> **Exercise brief**
Pick out each line containing the string "lower" and copy it.

> **Record list**
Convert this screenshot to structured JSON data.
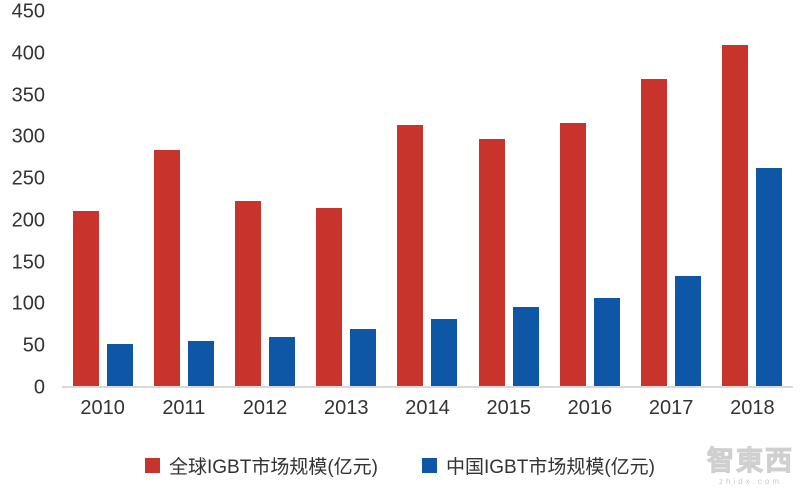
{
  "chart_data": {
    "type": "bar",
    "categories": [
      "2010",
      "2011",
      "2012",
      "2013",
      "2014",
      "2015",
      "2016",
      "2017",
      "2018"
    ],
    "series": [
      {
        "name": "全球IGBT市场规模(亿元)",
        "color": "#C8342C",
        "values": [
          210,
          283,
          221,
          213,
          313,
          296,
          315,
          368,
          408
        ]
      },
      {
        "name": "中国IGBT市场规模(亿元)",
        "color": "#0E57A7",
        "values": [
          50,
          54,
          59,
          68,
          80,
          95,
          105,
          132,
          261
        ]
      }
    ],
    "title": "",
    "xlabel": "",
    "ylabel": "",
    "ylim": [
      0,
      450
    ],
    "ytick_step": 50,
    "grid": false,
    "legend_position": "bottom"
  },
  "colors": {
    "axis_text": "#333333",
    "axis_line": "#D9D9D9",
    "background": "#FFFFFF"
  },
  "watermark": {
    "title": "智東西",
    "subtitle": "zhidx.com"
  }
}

* * *

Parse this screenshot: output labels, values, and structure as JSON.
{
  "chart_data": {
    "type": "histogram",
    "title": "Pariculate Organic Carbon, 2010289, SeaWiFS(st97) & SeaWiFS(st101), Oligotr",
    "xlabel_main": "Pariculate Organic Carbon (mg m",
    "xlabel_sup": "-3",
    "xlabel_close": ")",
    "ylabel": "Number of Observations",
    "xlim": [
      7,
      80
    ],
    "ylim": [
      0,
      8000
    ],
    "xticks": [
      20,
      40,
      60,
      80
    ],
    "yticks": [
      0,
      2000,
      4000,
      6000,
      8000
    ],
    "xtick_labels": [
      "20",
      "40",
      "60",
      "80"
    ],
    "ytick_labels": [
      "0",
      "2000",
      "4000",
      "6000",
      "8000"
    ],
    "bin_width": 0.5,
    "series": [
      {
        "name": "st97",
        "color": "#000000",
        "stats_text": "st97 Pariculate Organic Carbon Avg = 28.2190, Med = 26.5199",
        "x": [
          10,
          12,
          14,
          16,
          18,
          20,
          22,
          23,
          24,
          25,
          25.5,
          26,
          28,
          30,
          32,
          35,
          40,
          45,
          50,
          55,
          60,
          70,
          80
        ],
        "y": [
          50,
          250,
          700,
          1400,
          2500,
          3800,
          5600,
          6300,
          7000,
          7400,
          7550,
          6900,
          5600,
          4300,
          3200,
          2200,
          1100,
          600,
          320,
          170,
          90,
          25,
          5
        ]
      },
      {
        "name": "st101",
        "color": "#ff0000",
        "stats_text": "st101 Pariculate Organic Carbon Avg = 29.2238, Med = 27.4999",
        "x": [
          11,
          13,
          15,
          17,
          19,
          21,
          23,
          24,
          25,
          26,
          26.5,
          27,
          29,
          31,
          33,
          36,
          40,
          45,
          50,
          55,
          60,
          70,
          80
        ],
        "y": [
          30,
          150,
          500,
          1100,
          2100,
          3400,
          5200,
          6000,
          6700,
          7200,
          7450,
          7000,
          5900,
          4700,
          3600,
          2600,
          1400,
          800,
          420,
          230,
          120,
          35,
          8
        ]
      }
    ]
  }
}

* * *

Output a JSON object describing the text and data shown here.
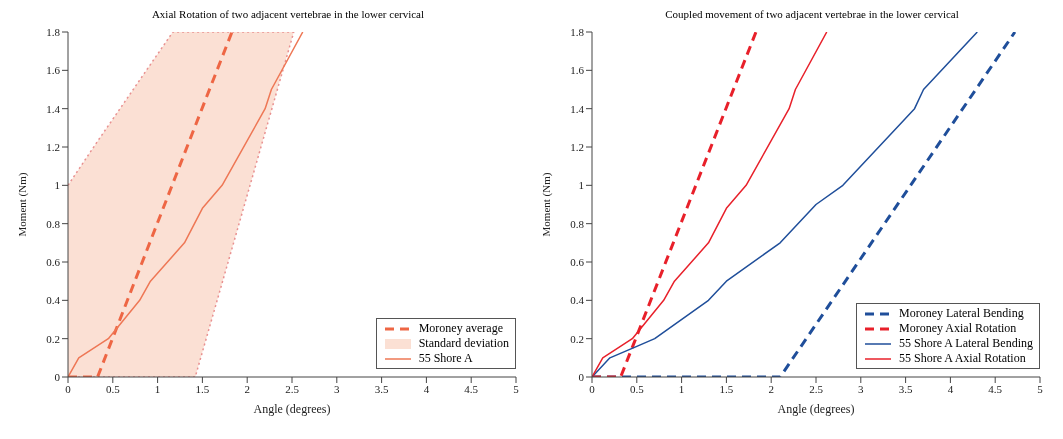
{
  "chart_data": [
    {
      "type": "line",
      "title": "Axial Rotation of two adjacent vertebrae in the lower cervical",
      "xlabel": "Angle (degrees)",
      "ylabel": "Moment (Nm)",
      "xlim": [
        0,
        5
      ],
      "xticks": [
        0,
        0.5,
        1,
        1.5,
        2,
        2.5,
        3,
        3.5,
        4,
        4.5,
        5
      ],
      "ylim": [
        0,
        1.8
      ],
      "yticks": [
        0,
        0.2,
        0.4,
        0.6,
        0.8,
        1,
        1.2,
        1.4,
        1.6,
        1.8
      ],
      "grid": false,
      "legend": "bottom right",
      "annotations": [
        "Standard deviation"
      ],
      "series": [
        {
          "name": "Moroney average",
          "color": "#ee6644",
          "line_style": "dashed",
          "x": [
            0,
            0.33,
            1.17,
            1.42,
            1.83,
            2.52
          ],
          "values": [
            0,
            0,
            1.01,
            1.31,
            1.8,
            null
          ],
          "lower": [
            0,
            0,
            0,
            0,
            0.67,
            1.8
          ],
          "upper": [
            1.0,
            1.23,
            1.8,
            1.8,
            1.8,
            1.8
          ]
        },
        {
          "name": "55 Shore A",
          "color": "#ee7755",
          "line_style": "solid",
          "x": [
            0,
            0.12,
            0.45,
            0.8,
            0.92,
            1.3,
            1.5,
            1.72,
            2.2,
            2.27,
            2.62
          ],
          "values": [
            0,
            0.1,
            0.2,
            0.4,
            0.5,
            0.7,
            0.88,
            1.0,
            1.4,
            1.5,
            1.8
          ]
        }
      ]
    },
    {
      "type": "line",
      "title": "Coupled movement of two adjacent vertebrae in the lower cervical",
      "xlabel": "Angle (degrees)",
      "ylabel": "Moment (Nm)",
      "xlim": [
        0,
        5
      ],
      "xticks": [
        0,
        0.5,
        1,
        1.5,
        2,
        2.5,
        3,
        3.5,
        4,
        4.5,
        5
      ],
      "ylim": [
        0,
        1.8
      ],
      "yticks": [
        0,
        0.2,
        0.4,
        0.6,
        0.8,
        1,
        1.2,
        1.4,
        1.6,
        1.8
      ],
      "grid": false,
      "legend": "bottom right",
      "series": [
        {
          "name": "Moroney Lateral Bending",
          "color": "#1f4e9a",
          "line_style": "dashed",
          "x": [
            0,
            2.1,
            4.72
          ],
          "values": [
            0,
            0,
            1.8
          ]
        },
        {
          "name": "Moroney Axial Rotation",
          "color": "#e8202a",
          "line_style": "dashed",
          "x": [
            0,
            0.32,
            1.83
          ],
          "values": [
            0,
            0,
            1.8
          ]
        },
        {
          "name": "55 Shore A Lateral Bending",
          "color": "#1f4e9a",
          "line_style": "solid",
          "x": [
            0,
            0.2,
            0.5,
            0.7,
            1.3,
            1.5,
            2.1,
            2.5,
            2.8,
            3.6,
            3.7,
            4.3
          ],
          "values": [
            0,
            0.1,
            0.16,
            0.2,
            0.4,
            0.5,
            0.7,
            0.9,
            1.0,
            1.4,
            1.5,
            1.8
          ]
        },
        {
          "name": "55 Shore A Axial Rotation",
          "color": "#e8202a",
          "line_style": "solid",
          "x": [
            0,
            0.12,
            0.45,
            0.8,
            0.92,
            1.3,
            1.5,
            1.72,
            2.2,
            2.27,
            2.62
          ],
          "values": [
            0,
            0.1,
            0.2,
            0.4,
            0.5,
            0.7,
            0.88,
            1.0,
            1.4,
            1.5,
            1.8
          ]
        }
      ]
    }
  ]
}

> **Solution**
      "title": "Axial Rotation of two adjacent vertebrae in the lower cervical",
          "lower": [
      "title": "Coupled movement of two adjacent vertebrae in the lower cervical",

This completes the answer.